> _THE EXERCISE_:
Starting at the line that contains "day-info: Sunrise: 8:11" and ending at the line that contains "day-info: Sunrise: 7:56", reproduce those lines of the data with "Sunset" swapped for "Nightfall" and nothing else altered.

----------

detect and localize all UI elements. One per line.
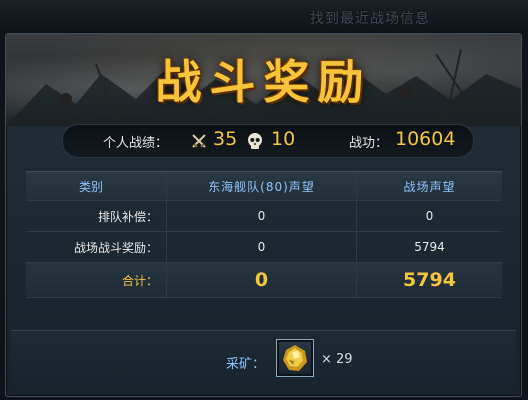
item-slot[interactable]: [276, 339, 314, 377]
top-strip-text: 找到最近战场信息: [310, 11, 430, 27]
table-total-row: 合计： 0 5794: [26, 263, 502, 298]
personal-record-label: 个人战绩：: [103, 136, 169, 151]
battle-reward-panel: 战斗奖励 个人战绩： 35 10 战功： 10604 类别 东海舰队(80)声望…: [5, 33, 522, 397]
merit-label: 战功：: [349, 136, 389, 151]
column-header-fleet-reputation: 东海舰队(80)声望: [166, 172, 356, 200]
top-strip: 找到最近战场信息: [0, 0, 528, 30]
reward-table: 类别 东海舰队(80)声望 战场声望 排队补偿： 0 0 战场战斗奖励： 0 5…: [26, 171, 502, 298]
row-value: 5794: [356, 232, 502, 262]
column-header-category: 类别: [78, 179, 103, 194]
total-label: 合计：: [121, 273, 158, 288]
row-label: 排队补偿：: [97, 209, 158, 224]
mining-label: 采矿：: [226, 357, 266, 372]
row-value: 0: [356, 201, 502, 231]
total-battlefield-reputation: 5794: [356, 263, 502, 297]
row-label: 战场战斗奖励：: [73, 240, 158, 255]
crossed-swords-icon: [192, 134, 206, 148]
row-value: 0: [166, 201, 356, 231]
kills-count: 35: [213, 128, 238, 150]
personal-stats-bar: 个人战绩： 35 10 战功： 10604: [62, 124, 474, 158]
page-title: 战斗奖励: [155, 55, 372, 109]
total-fleet-reputation: 0: [166, 263, 356, 297]
row-value: 0: [166, 232, 356, 262]
table-header-row: 类别 东海舰队(80)声望 战场声望: [26, 172, 502, 201]
gold-ore-icon: [283, 345, 307, 371]
column-header-battlefield-reputation: 战场声望: [356, 172, 502, 200]
item-count: × 29: [321, 352, 353, 367]
skull-icon: [248, 133, 262, 149]
deaths-count: 10: [271, 128, 296, 150]
item-reward-box: 采矿： × 29: [11, 330, 516, 393]
table-row: 排队补偿： 0 0: [26, 201, 502, 232]
battle-banner: 战斗奖励: [6, 34, 521, 126]
merit-value: 10604: [395, 128, 456, 150]
table-row: 战场战斗奖励： 0 5794: [26, 232, 502, 263]
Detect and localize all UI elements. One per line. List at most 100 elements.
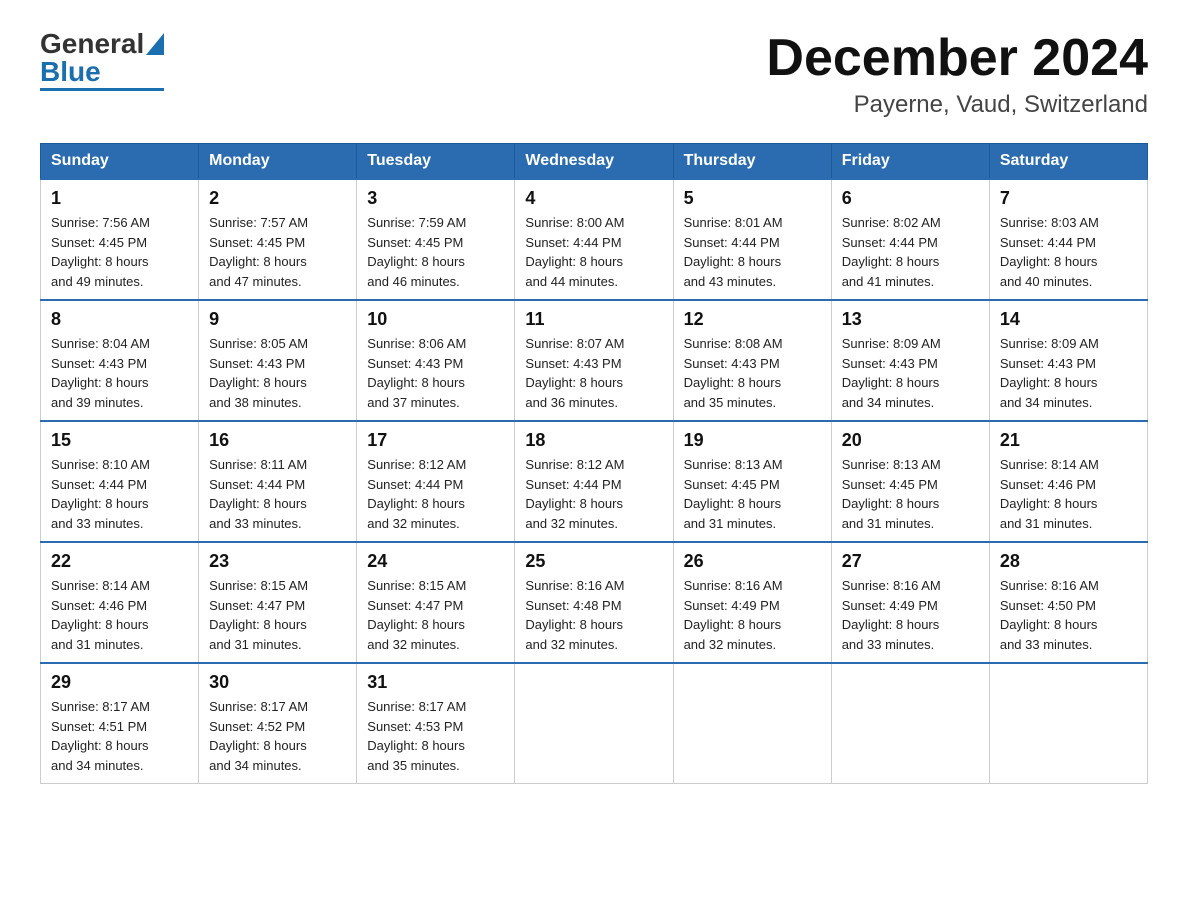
day-info: Sunrise: 8:11 AM Sunset: 4:44 PM Dayligh… (209, 455, 346, 533)
day-info: Sunrise: 7:57 AM Sunset: 4:45 PM Dayligh… (209, 213, 346, 291)
calendar-cell: 16 Sunrise: 8:11 AM Sunset: 4:44 PM Dayl… (199, 421, 357, 542)
day-info: Sunrise: 7:56 AM Sunset: 4:45 PM Dayligh… (51, 213, 188, 291)
day-number: 23 (209, 551, 346, 572)
calendar-cell: 10 Sunrise: 8:06 AM Sunset: 4:43 PM Dayl… (357, 300, 515, 421)
day-info: Sunrise: 8:04 AM Sunset: 4:43 PM Dayligh… (51, 334, 188, 412)
header-tuesday: Tuesday (357, 144, 515, 180)
day-number: 25 (525, 551, 662, 572)
day-number: 11 (525, 309, 662, 330)
day-number: 13 (842, 309, 979, 330)
calendar-cell (989, 663, 1147, 784)
day-number: 29 (51, 672, 188, 693)
calendar-cell: 24 Sunrise: 8:15 AM Sunset: 4:47 PM Dayl… (357, 542, 515, 663)
day-number: 18 (525, 430, 662, 451)
logo: General Blue (40, 30, 164, 91)
day-number: 31 (367, 672, 504, 693)
calendar-cell: 21 Sunrise: 8:14 AM Sunset: 4:46 PM Dayl… (989, 421, 1147, 542)
week-row-3: 15 Sunrise: 8:10 AM Sunset: 4:44 PM Dayl… (41, 421, 1148, 542)
day-info: Sunrise: 8:17 AM Sunset: 4:53 PM Dayligh… (367, 697, 504, 775)
week-row-2: 8 Sunrise: 8:04 AM Sunset: 4:43 PM Dayli… (41, 300, 1148, 421)
calendar-cell: 2 Sunrise: 7:57 AM Sunset: 4:45 PM Dayli… (199, 179, 357, 300)
day-info: Sunrise: 8:14 AM Sunset: 4:46 PM Dayligh… (51, 576, 188, 654)
calendar-cell: 27 Sunrise: 8:16 AM Sunset: 4:49 PM Dayl… (831, 542, 989, 663)
page-header: General Blue December 2024 Payerne, Vaud… (40, 30, 1148, 119)
week-row-5: 29 Sunrise: 8:17 AM Sunset: 4:51 PM Dayl… (41, 663, 1148, 784)
calendar-cell: 12 Sunrise: 8:08 AM Sunset: 4:43 PM Dayl… (673, 300, 831, 421)
header-sunday: Sunday (41, 144, 199, 180)
day-number: 30 (209, 672, 346, 693)
day-info: Sunrise: 8:06 AM Sunset: 4:43 PM Dayligh… (367, 334, 504, 412)
calendar-cell (673, 663, 831, 784)
calendar-cell: 9 Sunrise: 8:05 AM Sunset: 4:43 PM Dayli… (199, 300, 357, 421)
calendar-cell: 13 Sunrise: 8:09 AM Sunset: 4:43 PM Dayl… (831, 300, 989, 421)
calendar-cell: 19 Sunrise: 8:13 AM Sunset: 4:45 PM Dayl… (673, 421, 831, 542)
day-info: Sunrise: 8:09 AM Sunset: 4:43 PM Dayligh… (1000, 334, 1137, 412)
calendar-cell: 15 Sunrise: 8:10 AM Sunset: 4:44 PM Dayl… (41, 421, 199, 542)
day-info: Sunrise: 8:13 AM Sunset: 4:45 PM Dayligh… (684, 455, 821, 533)
calendar-cell: 11 Sunrise: 8:07 AM Sunset: 4:43 PM Dayl… (515, 300, 673, 421)
day-info: Sunrise: 8:16 AM Sunset: 4:49 PM Dayligh… (842, 576, 979, 654)
calendar-cell: 18 Sunrise: 8:12 AM Sunset: 4:44 PM Dayl… (515, 421, 673, 542)
day-info: Sunrise: 8:15 AM Sunset: 4:47 PM Dayligh… (209, 576, 346, 654)
day-info: Sunrise: 8:16 AM Sunset: 4:49 PM Dayligh… (684, 576, 821, 654)
day-number: 4 (525, 188, 662, 209)
calendar-cell: 4 Sunrise: 8:00 AM Sunset: 4:44 PM Dayli… (515, 179, 673, 300)
calendar-cell: 17 Sunrise: 8:12 AM Sunset: 4:44 PM Dayl… (357, 421, 515, 542)
day-info: Sunrise: 8:16 AM Sunset: 4:50 PM Dayligh… (1000, 576, 1137, 654)
day-info: Sunrise: 8:12 AM Sunset: 4:44 PM Dayligh… (367, 455, 504, 533)
calendar-cell: 6 Sunrise: 8:02 AM Sunset: 4:44 PM Dayli… (831, 179, 989, 300)
calendar-cell: 25 Sunrise: 8:16 AM Sunset: 4:48 PM Dayl… (515, 542, 673, 663)
logo-triangle-icon (146, 33, 164, 55)
calendar-cell: 8 Sunrise: 8:04 AM Sunset: 4:43 PM Dayli… (41, 300, 199, 421)
header-thursday: Thursday (673, 144, 831, 180)
day-info: Sunrise: 8:01 AM Sunset: 4:44 PM Dayligh… (684, 213, 821, 291)
day-info: Sunrise: 8:12 AM Sunset: 4:44 PM Dayligh… (525, 455, 662, 533)
day-number: 15 (51, 430, 188, 451)
day-info: Sunrise: 8:17 AM Sunset: 4:51 PM Dayligh… (51, 697, 188, 775)
week-row-1: 1 Sunrise: 7:56 AM Sunset: 4:45 PM Dayli… (41, 179, 1148, 300)
day-number: 5 (684, 188, 821, 209)
day-number: 10 (367, 309, 504, 330)
calendar-cell (515, 663, 673, 784)
day-info: Sunrise: 8:07 AM Sunset: 4:43 PM Dayligh… (525, 334, 662, 412)
day-number: 28 (1000, 551, 1137, 572)
calendar-cell: 31 Sunrise: 8:17 AM Sunset: 4:53 PM Dayl… (357, 663, 515, 784)
day-number: 20 (842, 430, 979, 451)
header-row: Sunday Monday Tuesday Wednesday Thursday… (41, 144, 1148, 180)
day-number: 6 (842, 188, 979, 209)
calendar-title: December 2024 (766, 30, 1148, 87)
day-number: 3 (367, 188, 504, 209)
day-info: Sunrise: 7:59 AM Sunset: 4:45 PM Dayligh… (367, 213, 504, 291)
day-number: 19 (684, 430, 821, 451)
day-info: Sunrise: 8:08 AM Sunset: 4:43 PM Dayligh… (684, 334, 821, 412)
day-number: 8 (51, 309, 188, 330)
day-number: 14 (1000, 309, 1137, 330)
logo-underline (40, 88, 164, 91)
day-number: 7 (1000, 188, 1137, 209)
calendar-cell: 30 Sunrise: 8:17 AM Sunset: 4:52 PM Dayl… (199, 663, 357, 784)
day-info: Sunrise: 8:16 AM Sunset: 4:48 PM Dayligh… (525, 576, 662, 654)
day-number: 22 (51, 551, 188, 572)
calendar-cell: 1 Sunrise: 7:56 AM Sunset: 4:45 PM Dayli… (41, 179, 199, 300)
header-monday: Monday (199, 144, 357, 180)
calendar-table: Sunday Monday Tuesday Wednesday Thursday… (40, 143, 1148, 784)
calendar-cell (831, 663, 989, 784)
title-block: December 2024 Payerne, Vaud, Switzerland (766, 30, 1148, 119)
calendar-cell: 3 Sunrise: 7:59 AM Sunset: 4:45 PM Dayli… (357, 179, 515, 300)
calendar-location: Payerne, Vaud, Switzerland (766, 91, 1148, 119)
calendar-cell: 23 Sunrise: 8:15 AM Sunset: 4:47 PM Dayl… (199, 542, 357, 663)
day-info: Sunrise: 8:09 AM Sunset: 4:43 PM Dayligh… (842, 334, 979, 412)
calendar-cell: 5 Sunrise: 8:01 AM Sunset: 4:44 PM Dayli… (673, 179, 831, 300)
calendar-cell: 26 Sunrise: 8:16 AM Sunset: 4:49 PM Dayl… (673, 542, 831, 663)
day-number: 12 (684, 309, 821, 330)
day-info: Sunrise: 8:13 AM Sunset: 4:45 PM Dayligh… (842, 455, 979, 533)
calendar-cell: 28 Sunrise: 8:16 AM Sunset: 4:50 PM Dayl… (989, 542, 1147, 663)
day-number: 16 (209, 430, 346, 451)
calendar-cell: 22 Sunrise: 8:14 AM Sunset: 4:46 PM Dayl… (41, 542, 199, 663)
header-saturday: Saturday (989, 144, 1147, 180)
calendar-cell: 29 Sunrise: 8:17 AM Sunset: 4:51 PM Dayl… (41, 663, 199, 784)
header-wednesday: Wednesday (515, 144, 673, 180)
logo-general-text: General (40, 30, 144, 58)
logo-blue-text: Blue (40, 58, 101, 86)
calendar-cell: 14 Sunrise: 8:09 AM Sunset: 4:43 PM Dayl… (989, 300, 1147, 421)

----------

> _TASK OUTPUT_:
day-info: Sunrise: 8:11 AM Nightfall: 4:44 PM Dayligh… (209, 455, 346, 533)
day-info: Sunrise: 7:57 AM Nightfall: 4:45 PM Dayligh… (209, 213, 346, 291)
calendar-cell: 16 Sunrise: 8:11 AM Nightfall: 4:44 PM Dayl… (199, 421, 357, 542)
day-info: Sunrise: 7:56 AM Nightfall: 4:45 PM Dayligh… (51, 213, 188, 291)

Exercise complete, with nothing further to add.